-------- DATA TO USE --------

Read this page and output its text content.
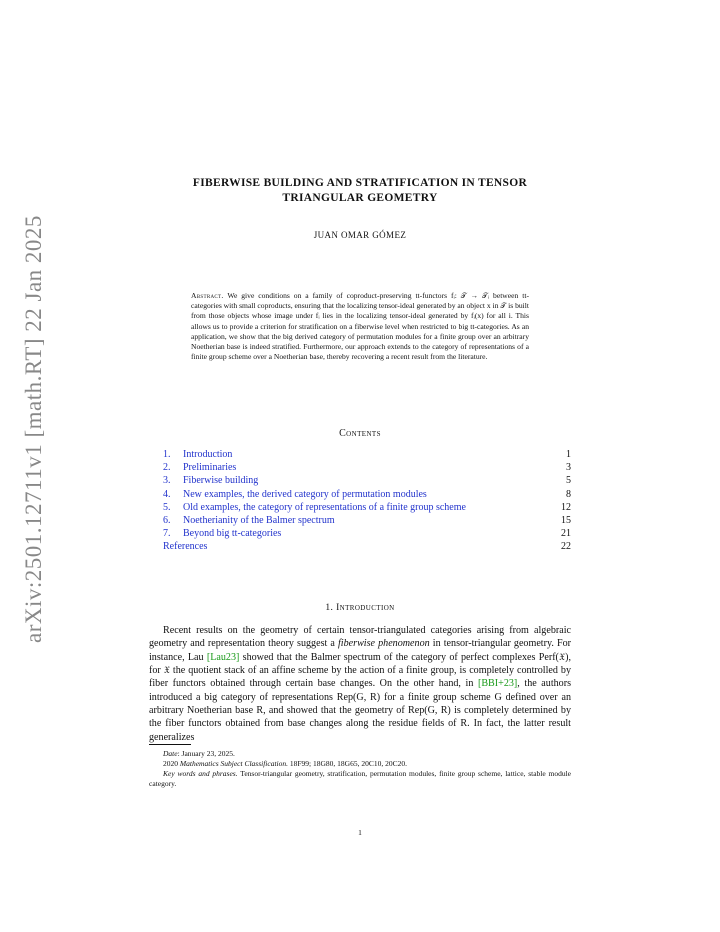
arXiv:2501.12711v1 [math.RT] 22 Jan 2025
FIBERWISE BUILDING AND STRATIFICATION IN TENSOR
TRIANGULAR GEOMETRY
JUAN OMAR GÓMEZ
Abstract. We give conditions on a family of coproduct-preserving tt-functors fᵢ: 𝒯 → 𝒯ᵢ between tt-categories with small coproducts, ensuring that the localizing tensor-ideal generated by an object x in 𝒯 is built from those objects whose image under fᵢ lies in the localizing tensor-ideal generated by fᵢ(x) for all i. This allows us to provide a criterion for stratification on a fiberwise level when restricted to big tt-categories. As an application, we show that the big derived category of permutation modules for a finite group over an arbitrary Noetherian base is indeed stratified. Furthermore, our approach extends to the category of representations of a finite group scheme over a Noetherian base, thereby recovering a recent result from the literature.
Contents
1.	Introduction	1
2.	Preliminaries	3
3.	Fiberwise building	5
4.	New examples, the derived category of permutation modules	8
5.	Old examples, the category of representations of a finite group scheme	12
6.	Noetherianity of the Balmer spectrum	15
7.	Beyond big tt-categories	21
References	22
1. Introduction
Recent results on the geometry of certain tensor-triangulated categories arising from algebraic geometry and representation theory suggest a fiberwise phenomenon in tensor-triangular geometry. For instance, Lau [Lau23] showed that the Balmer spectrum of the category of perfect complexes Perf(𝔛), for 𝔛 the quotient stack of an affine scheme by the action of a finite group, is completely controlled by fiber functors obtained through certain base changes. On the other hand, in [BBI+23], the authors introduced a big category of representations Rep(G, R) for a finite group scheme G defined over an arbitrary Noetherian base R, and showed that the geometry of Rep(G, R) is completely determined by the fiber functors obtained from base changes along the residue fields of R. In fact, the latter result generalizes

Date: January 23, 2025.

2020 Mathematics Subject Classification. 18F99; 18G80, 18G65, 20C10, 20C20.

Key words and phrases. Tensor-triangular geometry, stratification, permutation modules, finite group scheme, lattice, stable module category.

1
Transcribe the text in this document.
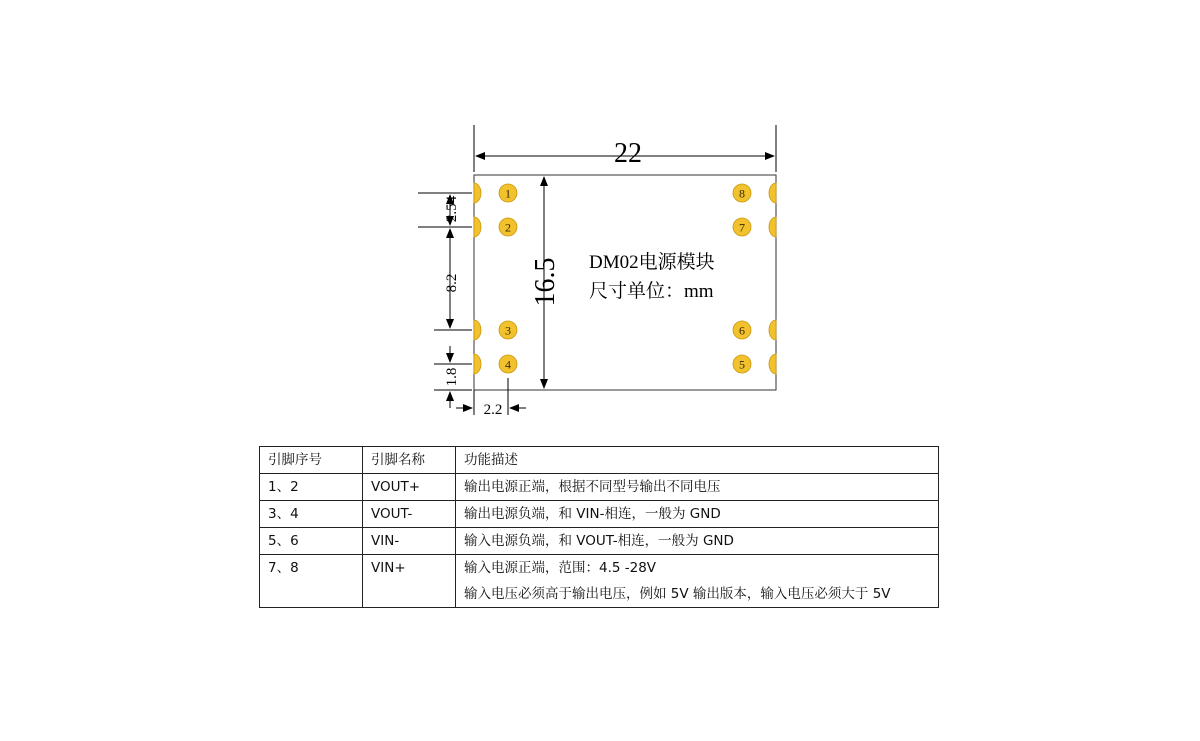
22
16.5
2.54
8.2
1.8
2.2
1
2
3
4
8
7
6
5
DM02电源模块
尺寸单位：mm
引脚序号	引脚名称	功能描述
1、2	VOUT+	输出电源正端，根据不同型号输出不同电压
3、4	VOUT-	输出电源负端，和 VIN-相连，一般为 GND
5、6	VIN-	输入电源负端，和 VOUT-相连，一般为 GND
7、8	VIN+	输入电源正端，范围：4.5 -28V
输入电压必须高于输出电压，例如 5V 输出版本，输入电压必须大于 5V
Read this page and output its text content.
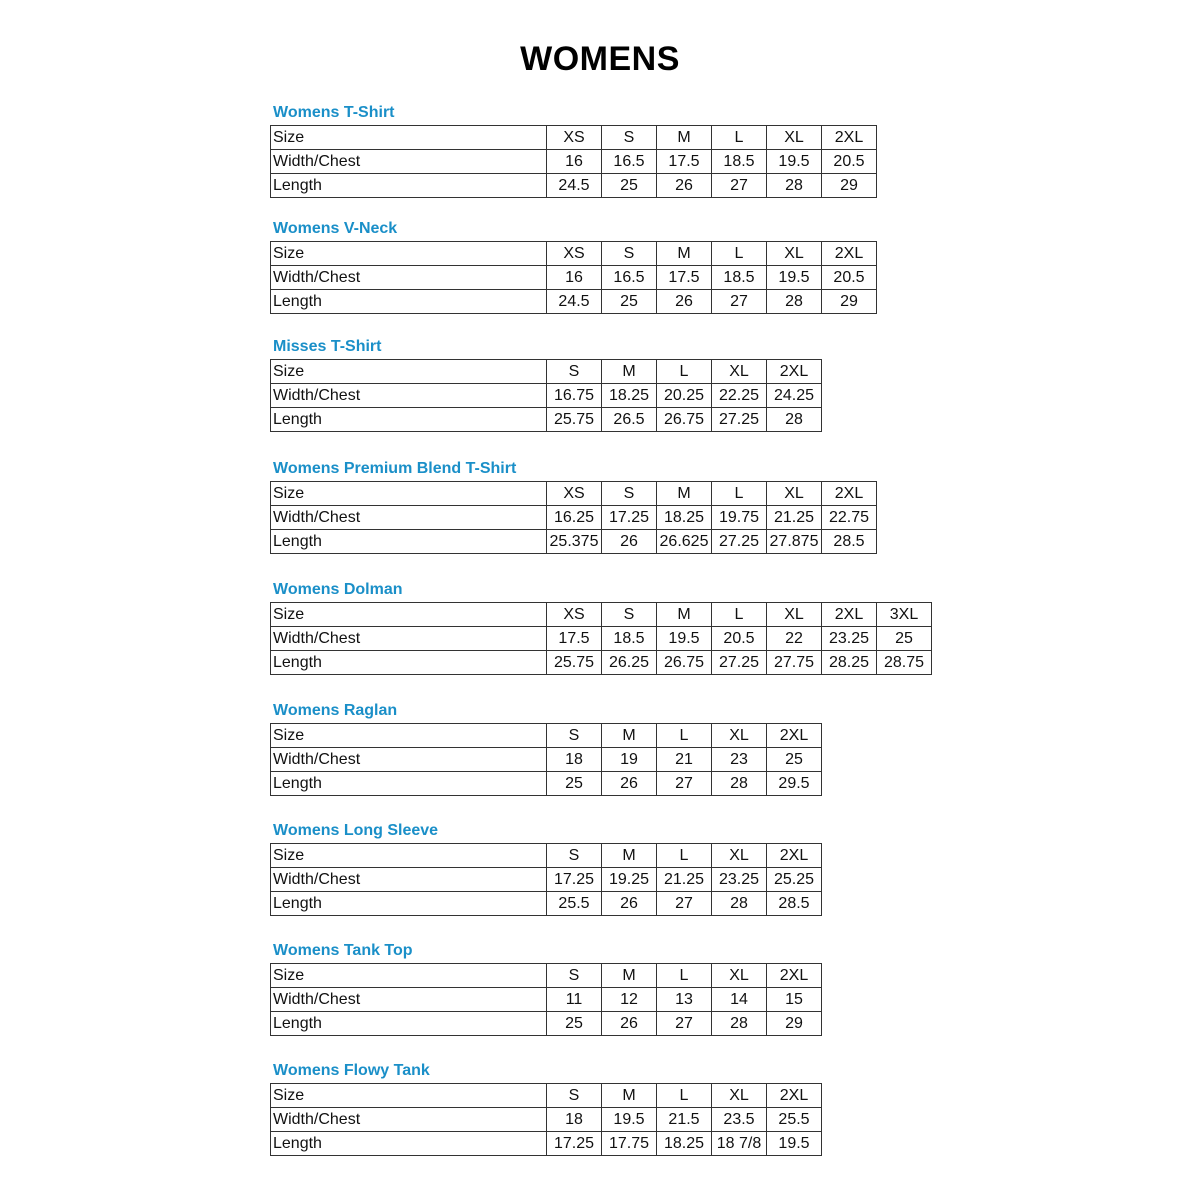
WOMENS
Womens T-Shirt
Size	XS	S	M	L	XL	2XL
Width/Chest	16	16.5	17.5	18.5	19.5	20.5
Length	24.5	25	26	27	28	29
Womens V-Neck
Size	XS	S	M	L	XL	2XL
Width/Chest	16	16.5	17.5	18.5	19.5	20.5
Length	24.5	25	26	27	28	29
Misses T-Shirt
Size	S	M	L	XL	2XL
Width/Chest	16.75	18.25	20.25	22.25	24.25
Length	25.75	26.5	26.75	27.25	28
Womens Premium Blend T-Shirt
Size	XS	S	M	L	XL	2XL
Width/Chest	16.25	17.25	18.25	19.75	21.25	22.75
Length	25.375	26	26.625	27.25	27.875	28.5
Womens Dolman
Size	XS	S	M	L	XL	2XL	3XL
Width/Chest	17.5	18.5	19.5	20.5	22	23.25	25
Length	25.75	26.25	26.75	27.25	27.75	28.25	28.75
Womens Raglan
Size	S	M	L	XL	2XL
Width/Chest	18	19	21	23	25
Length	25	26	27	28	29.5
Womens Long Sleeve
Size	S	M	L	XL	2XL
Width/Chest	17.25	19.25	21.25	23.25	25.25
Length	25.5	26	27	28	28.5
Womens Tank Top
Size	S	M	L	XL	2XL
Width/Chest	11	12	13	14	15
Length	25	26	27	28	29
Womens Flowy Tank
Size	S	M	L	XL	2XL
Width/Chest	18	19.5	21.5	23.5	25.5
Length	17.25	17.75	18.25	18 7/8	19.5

--------

▸ EXERCISE GOAL
In the copy, include all records verbatim but no images.

▸ TASK ANSWER
Read this page and output its text content.
arXiv:2501.12711v1 [math.RT] 22 Jan 2025
FIBERWISE BUILDING AND STRATIFICATION IN TENSOR
TRIANGULAR GEOMETRY
JUAN OMAR GÓMEZ
Abstract. We give conditions on a family of coproduct-preserving tt-functors fᵢ: 𝒯 → 𝒯ᵢ between tt-categories with small coproducts, ensuring that the localizing tensor-ideal generated by an object x in 𝒯 is built from those objects whose image under fᵢ lies in the localizing tensor-ideal generated by fᵢ(x) for all i. This allows us to provide a criterion for stratification on a fiberwise level when restricted to big tt-categories. As an application, we show that the big derived category of permutation modules for a finite group over an arbitrary Noetherian base is indeed stratified. Furthermore, our approach extends to the category of representations of a finite group scheme over a Noetherian base, thereby recovering a recent result from the literature.
Contents
1.	Introduction	1
2.	Preliminaries	3
3.	Fiberwise building	5
4.	New examples, the derived category of permutation modules	8
5.	Old examples, the category of representations of a finite group scheme	12
6.	Noetherianity of the Balmer spectrum	15
7.	Beyond big tt-categories	21
References	22
1. Introduction
Recent results on the geometry of certain tensor-triangulated categories arising from algebraic geometry and representation theory suggest a fiberwise phenomenon in tensor-triangular geometry. For instance, Lau [Lau23] showed that the Balmer spectrum of the category of perfect complexes Perf(𝔛), for 𝔛 the quotient stack of an affine scheme by the action of a finite group, is completely controlled by fiber functors obtained through certain base changes. On the other hand, in [BBI+23], the authors introduced a big category of representations Rep(G, R) for a finite group scheme G defined over an arbitrary Noetherian base R, and showed that the geometry of Rep(G, R) is completely determined by the fiber functors obtained from base changes along the residue fields of R. In fact, the latter result generalizes

Date: January 23, 2025.

2020 Mathematics Subject Classification. 18F99; 18G80, 18G65, 20C10, 20C20.

Key words and phrases. Tensor-triangular geometry, stratification, permutation modules, finite group scheme, lattice, stable module category.

1
Transcribe the text in this document.
22
16.5
2.54
8.2
1.8
2.2
1
2
3
4
8
7
6
5
DM02电源模块
尺寸单位：mm
引脚序号	引脚名称	功能描述
1、2	VOUT+	输出电源正端，根据不同型号输出不同电压
3、4	VOUT-	输出电源负端，和 VIN-相连，一般为 GND
5、6	VIN-	输入电源负端，和 VOUT-相连，一般为 GND
7、8	VIN+	输入电源正端，范围：4.5 -28V
输入电压必须高于输出电压，例如 5V 输出版本，输入电压必须大于 5V
Read this page and output its text content.
WOMENS
Womens T-Shirt
Size	XS	S	M	L	XL	2XL
Width/Chest	16	16.5	17.5	18.5	19.5	20.5
Length	24.5	25	26	27	28	29
Womens V-Neck
Size	XS	S	M	L	XL	2XL
Width/Chest	16	16.5	17.5	18.5	19.5	20.5
Length	24.5	25	26	27	28	29
Misses T-Shirt
Size	S	M	L	XL	2XL
Width/Chest	16.75	18.25	20.25	22.25	24.25
Length	25.75	26.5	26.75	27.25	28
Womens Premium Blend T-Shirt
Size	XS	S	M	L	XL	2XL
Width/Chest	16.25	17.25	18.25	19.75	21.25	22.75
Length	25.375	26	26.625	27.25	27.875	28.5
Womens Dolman
Size	XS	S	M	L	XL	2XL	3XL
Width/Chest	17.5	18.5	19.5	20.5	22	23.25	25
Length	25.75	26.25	26.75	27.25	27.75	28.25	28.75
Womens Raglan
Size	S	M	L	XL	2XL
Width/Chest	18	19	21	23	25
Length	25	26	27	28	29.5
Womens Long Sleeve
Size	S	M	L	XL	2XL
Width/Chest	17.25	19.25	21.25	23.25	25.25
Length	25.5	26	27	28	28.5
Womens Tank Top
Size	S	M	L	XL	2XL
Width/Chest	11	12	13	14	15
Length	25	26	27	28	29
Womens Flowy Tank
Size	S	M	L	XL	2XL
Width/Chest	18	19.5	21.5	23.5	25.5
Length	17.25	17.75	18.25	18 7/8	19.5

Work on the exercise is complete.